**EXERCISE OBJECTIVE**
Return each line of the data below exactly, omitting any pictures.

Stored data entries

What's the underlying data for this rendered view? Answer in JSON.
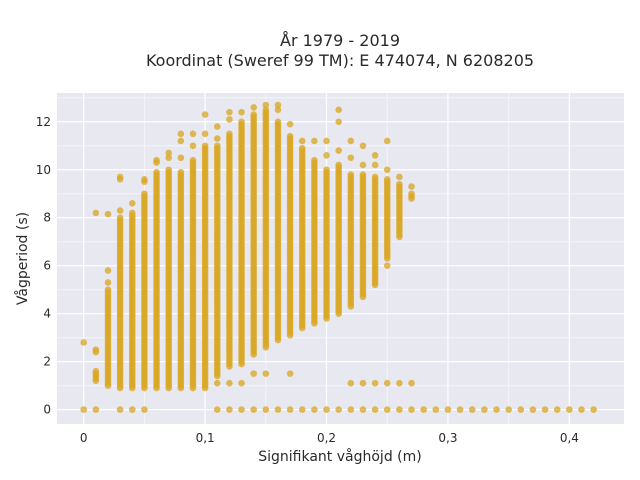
{
  "chart_data": {
    "type": "scatter",
    "title_lines": [
      "År 1979 - 2019",
      "Koordinat (Sweref 99 TM): E 474074, N 6208205"
    ],
    "xlabel": "Signifikant våghöjd (m)",
    "ylabel": "Vågperiod (s)",
    "xlim": [
      -0.022,
      0.445
    ],
    "ylim": [
      -0.6,
      13.2
    ],
    "xticks": [
      0,
      0.1,
      0.2,
      0.3,
      0.4
    ],
    "xtick_labels": [
      "0",
      "0,1",
      "0,2",
      "0,3",
      "0,4"
    ],
    "yticks": [
      0,
      2,
      4,
      6,
      8,
      10,
      12
    ],
    "ytick_labels": [
      "0",
      "2",
      "4",
      "6",
      "8",
      "10",
      "12"
    ],
    "grid": true,
    "background": "#e8e8f0",
    "marker_color": "#daa520",
    "columns": [
      {
        "x": 0.0,
        "dense": [],
        "isolated": [
          0,
          2.8
        ]
      },
      {
        "x": 0.01,
        "dense": [
          [
            1.2,
            1.6
          ]
        ],
        "isolated": [
          0,
          2.4,
          2.5,
          8.2
        ]
      },
      {
        "x": 0.02,
        "dense": [
          [
            1.0,
            5.0
          ]
        ],
        "isolated": [
          5.3,
          5.8,
          8.15
        ]
      },
      {
        "x": 0.03,
        "dense": [
          [
            0.9,
            8.0
          ]
        ],
        "isolated": [
          0,
          8.3,
          9.6,
          9.7
        ]
      },
      {
        "x": 0.04,
        "dense": [
          [
            0.9,
            8.2
          ]
        ],
        "isolated": [
          0,
          8.6
        ]
      },
      {
        "x": 0.05,
        "dense": [
          [
            0.9,
            9.0
          ]
        ],
        "isolated": [
          0,
          9.5,
          9.6
        ]
      },
      {
        "x": 0.06,
        "dense": [
          [
            0.9,
            9.9
          ]
        ],
        "isolated": [
          10.3,
          10.4
        ]
      },
      {
        "x": 0.07,
        "dense": [
          [
            0.9,
            10.0
          ]
        ],
        "isolated": [
          10.5,
          10.7
        ]
      },
      {
        "x": 0.08,
        "dense": [
          [
            0.9,
            9.9
          ]
        ],
        "isolated": [
          10.5,
          11.2,
          11.5
        ]
      },
      {
        "x": 0.09,
        "dense": [
          [
            0.9,
            10.4
          ]
        ],
        "isolated": [
          11.0,
          11.5
        ]
      },
      {
        "x": 0.1,
        "dense": [
          [
            0.9,
            11.0
          ]
        ],
        "isolated": [
          11.5,
          12.3
        ]
      },
      {
        "x": 0.11,
        "dense": [
          [
            1.4,
            11.0
          ]
        ],
        "isolated": [
          0,
          1.1,
          11.3,
          11.8
        ]
      },
      {
        "x": 0.12,
        "dense": [
          [
            1.8,
            11.5
          ]
        ],
        "isolated": [
          0,
          1.1,
          12.1,
          12.4
        ]
      },
      {
        "x": 0.13,
        "dense": [
          [
            1.9,
            12.0
          ]
        ],
        "isolated": [
          0,
          1.1,
          12.4
        ]
      },
      {
        "x": 0.14,
        "dense": [
          [
            2.3,
            12.3
          ]
        ],
        "isolated": [
          0,
          1.5,
          12.6
        ]
      },
      {
        "x": 0.15,
        "dense": [
          [
            2.6,
            12.5
          ]
        ],
        "isolated": [
          0,
          1.5,
          12.7
        ]
      },
      {
        "x": 0.16,
        "dense": [
          [
            2.9,
            12.0
          ]
        ],
        "isolated": [
          0,
          12.5,
          12.7
        ]
      },
      {
        "x": 0.17,
        "dense": [
          [
            3.1,
            11.4
          ]
        ],
        "isolated": [
          0,
          1.5,
          11.9
        ]
      },
      {
        "x": 0.18,
        "dense": [
          [
            3.4,
            10.9
          ]
        ],
        "isolated": [
          0,
          11.2
        ]
      },
      {
        "x": 0.19,
        "dense": [
          [
            3.6,
            10.4
          ]
        ],
        "isolated": [
          0,
          11.2
        ]
      },
      {
        "x": 0.2,
        "dense": [
          [
            3.8,
            10.0
          ]
        ],
        "isolated": [
          0,
          10.6,
          11.2
        ]
      },
      {
        "x": 0.21,
        "dense": [
          [
            4.0,
            10.2
          ]
        ],
        "isolated": [
          0,
          10.8,
          12.0,
          12.5
        ]
      },
      {
        "x": 0.22,
        "dense": [
          [
            4.3,
            9.8
          ]
        ],
        "isolated": [
          0,
          1.1,
          10.5,
          11.2
        ]
      },
      {
        "x": 0.23,
        "dense": [
          [
            4.7,
            9.8
          ]
        ],
        "isolated": [
          0,
          1.1,
          10.2,
          11.0
        ]
      },
      {
        "x": 0.24,
        "dense": [
          [
            5.2,
            9.7
          ]
        ],
        "isolated": [
          0,
          1.1,
          10.2,
          10.6
        ]
      },
      {
        "x": 0.25,
        "dense": [
          [
            6.3,
            9.6
          ]
        ],
        "isolated": [
          0,
          1.1,
          6.0,
          10.0,
          11.2
        ]
      },
      {
        "x": 0.26,
        "dense": [
          [
            7.2,
            9.4
          ]
        ],
        "isolated": [
          0,
          1.1,
          9.7
        ]
      },
      {
        "x": 0.27,
        "dense": [
          [
            8.8,
            9.0
          ]
        ],
        "isolated": [
          0,
          1.1,
          9.3
        ]
      },
      {
        "x": 0.28,
        "dense": [],
        "isolated": [
          0
        ]
      },
      {
        "x": 0.29,
        "dense": [],
        "isolated": [
          0
        ]
      },
      {
        "x": 0.3,
        "dense": [],
        "isolated": [
          0
        ]
      },
      {
        "x": 0.31,
        "dense": [],
        "isolated": [
          0
        ]
      },
      {
        "x": 0.32,
        "dense": [],
        "isolated": [
          0
        ]
      },
      {
        "x": 0.33,
        "dense": [],
        "isolated": [
          0
        ]
      },
      {
        "x": 0.34,
        "dense": [],
        "isolated": [
          0
        ]
      },
      {
        "x": 0.35,
        "dense": [],
        "isolated": [
          0
        ]
      },
      {
        "x": 0.36,
        "dense": [],
        "isolated": [
          0
        ]
      },
      {
        "x": 0.37,
        "dense": [],
        "isolated": [
          0
        ]
      },
      {
        "x": 0.38,
        "dense": [],
        "isolated": [
          0
        ]
      },
      {
        "x": 0.39,
        "dense": [],
        "isolated": [
          0
        ]
      },
      {
        "x": 0.4,
        "dense": [],
        "isolated": [
          0
        ]
      },
      {
        "x": 0.41,
        "dense": [],
        "isolated": [
          0
        ]
      },
      {
        "x": 0.42,
        "dense": [],
        "isolated": [
          0
        ]
      }
    ]
  }
}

**EXERCISE SOLUTION**
What's the underlying data for this rendered view? Answer in JSON.
{
  "chart_data": {
    "type": "scatter",
    "title_lines": [
      "År 1979 - 2019",
      "Koordinat (Sweref 99 TM): E 474074, N 6208205"
    ],
    "xlabel": "Signifikant våghöjd (m)",
    "ylabel": "Vågperiod (s)",
    "xlim": [
      -0.022,
      0.445
    ],
    "ylim": [
      -0.6,
      13.2
    ],
    "xticks": [
      0,
      0.1,
      0.2,
      0.3,
      0.4
    ],
    "xtick_labels": [
      "0",
      "0,1",
      "0,2",
      "0,3",
      "0,4"
    ],
    "yticks": [
      0,
      2,
      4,
      6,
      8,
      10,
      12
    ],
    "ytick_labels": [
      "0",
      "2",
      "4",
      "6",
      "8",
      "10",
      "12"
    ],
    "grid": true,
    "background": "#e8e8f0",
    "marker_color": "#daa520",
    "columns": [
      {
        "x": 0.0,
        "dense": [],
        "isolated": [
          0,
          2.8
        ]
      },
      {
        "x": 0.01,
        "dense": [
          [
            1.2,
            1.6
          ]
        ],
        "isolated": [
          0,
          2.4,
          2.5,
          8.2
        ]
      },
      {
        "x": 0.02,
        "dense": [
          [
            1.0,
            5.0
          ]
        ],
        "isolated": [
          5.3,
          5.8,
          8.15
        ]
      },
      {
        "x": 0.03,
        "dense": [
          [
            0.9,
            8.0
          ]
        ],
        "isolated": [
          0,
          8.3,
          9.6,
          9.7
        ]
      },
      {
        "x": 0.04,
        "dense": [
          [
            0.9,
            8.2
          ]
        ],
        "isolated": [
          0,
          8.6
        ]
      },
      {
        "x": 0.05,
        "dense": [
          [
            0.9,
            9.0
          ]
        ],
        "isolated": [
          0,
          9.5,
          9.6
        ]
      },
      {
        "x": 0.06,
        "dense": [
          [
            0.9,
            9.9
          ]
        ],
        "isolated": [
          10.3,
          10.4
        ]
      },
      {
        "x": 0.07,
        "dense": [
          [
            0.9,
            10.0
          ]
        ],
        "isolated": [
          10.5,
          10.7
        ]
      },
      {
        "x": 0.08,
        "dense": [
          [
            0.9,
            9.9
          ]
        ],
        "isolated": [
          10.5,
          11.2,
          11.5
        ]
      },
      {
        "x": 0.09,
        "dense": [
          [
            0.9,
            10.4
          ]
        ],
        "isolated": [
          11.0,
          11.5
        ]
      },
      {
        "x": 0.1,
        "dense": [
          [
            0.9,
            11.0
          ]
        ],
        "isolated": [
          11.5,
          12.3
        ]
      },
      {
        "x": 0.11,
        "dense": [
          [
            1.4,
            11.0
          ]
        ],
        "isolated": [
          0,
          1.1,
          11.3,
          11.8
        ]
      },
      {
        "x": 0.12,
        "dense": [
          [
            1.8,
            11.5
          ]
        ],
        "isolated": [
          0,
          1.1,
          12.1,
          12.4
        ]
      },
      {
        "x": 0.13,
        "dense": [
          [
            1.9,
            12.0
          ]
        ],
        "isolated": [
          0,
          1.1,
          12.4
        ]
      },
      {
        "x": 0.14,
        "dense": [
          [
            2.3,
            12.3
          ]
        ],
        "isolated": [
          0,
          1.5,
          12.6
        ]
      },
      {
        "x": 0.15,
        "dense": [
          [
            2.6,
            12.5
          ]
        ],
        "isolated": [
          0,
          1.5,
          12.7
        ]
      },
      {
        "x": 0.16,
        "dense": [
          [
            2.9,
            12.0
          ]
        ],
        "isolated": [
          0,
          12.5,
          12.7
        ]
      },
      {
        "x": 0.17,
        "dense": [
          [
            3.1,
            11.4
          ]
        ],
        "isolated": [
          0,
          1.5,
          11.9
        ]
      },
      {
        "x": 0.18,
        "dense": [
          [
            3.4,
            10.9
          ]
        ],
        "isolated": [
          0,
          11.2
        ]
      },
      {
        "x": 0.19,
        "dense": [
          [
            3.6,
            10.4
          ]
        ],
        "isolated": [
          0,
          11.2
        ]
      },
      {
        "x": 0.2,
        "dense": [
          [
            3.8,
            10.0
          ]
        ],
        "isolated": [
          0,
          10.6,
          11.2
        ]
      },
      {
        "x": 0.21,
        "dense": [
          [
            4.0,
            10.2
          ]
        ],
        "isolated": [
          0,
          10.8,
          12.0,
          12.5
        ]
      },
      {
        "x": 0.22,
        "dense": [
          [
            4.3,
            9.8
          ]
        ],
        "isolated": [
          0,
          1.1,
          10.5,
          11.2
        ]
      },
      {
        "x": 0.23,
        "dense": [
          [
            4.7,
            9.8
          ]
        ],
        "isolated": [
          0,
          1.1,
          10.2,
          11.0
        ]
      },
      {
        "x": 0.24,
        "dense": [
          [
            5.2,
            9.7
          ]
        ],
        "isolated": [
          0,
          1.1,
          10.2,
          10.6
        ]
      },
      {
        "x": 0.25,
        "dense": [
          [
            6.3,
            9.6
          ]
        ],
        "isolated": [
          0,
          1.1,
          6.0,
          10.0,
          11.2
        ]
      },
      {
        "x": 0.26,
        "dense": [
          [
            7.2,
            9.4
          ]
        ],
        "isolated": [
          0,
          1.1,
          9.7
        ]
      },
      {
        "x": 0.27,
        "dense": [
          [
            8.8,
            9.0
          ]
        ],
        "isolated": [
          0,
          1.1,
          9.3
        ]
      },
      {
        "x": 0.28,
        "dense": [],
        "isolated": [
          0
        ]
      },
      {
        "x": 0.29,
        "dense": [],
        "isolated": [
          0
        ]
      },
      {
        "x": 0.3,
        "dense": [],
        "isolated": [
          0
        ]
      },
      {
        "x": 0.31,
        "dense": [],
        "isolated": [
          0
        ]
      },
      {
        "x": 0.32,
        "dense": [],
        "isolated": [
          0
        ]
      },
      {
        "x": 0.33,
        "dense": [],
        "isolated": [
          0
        ]
      },
      {
        "x": 0.34,
        "dense": [],
        "isolated": [
          0
        ]
      },
      {
        "x": 0.35,
        "dense": [],
        "isolated": [
          0
        ]
      },
      {
        "x": 0.36,
        "dense": [],
        "isolated": [
          0
        ]
      },
      {
        "x": 0.37,
        "dense": [],
        "isolated": [
          0
        ]
      },
      {
        "x": 0.38,
        "dense": [],
        "isolated": [
          0
        ]
      },
      {
        "x": 0.39,
        "dense": [],
        "isolated": [
          0
        ]
      },
      {
        "x": 0.4,
        "dense": [],
        "isolated": [
          0
        ]
      },
      {
        "x": 0.41,
        "dense": [],
        "isolated": [
          0
        ]
      },
      {
        "x": 0.42,
        "dense": [],
        "isolated": [
          0
        ]
      }
    ]
  }
}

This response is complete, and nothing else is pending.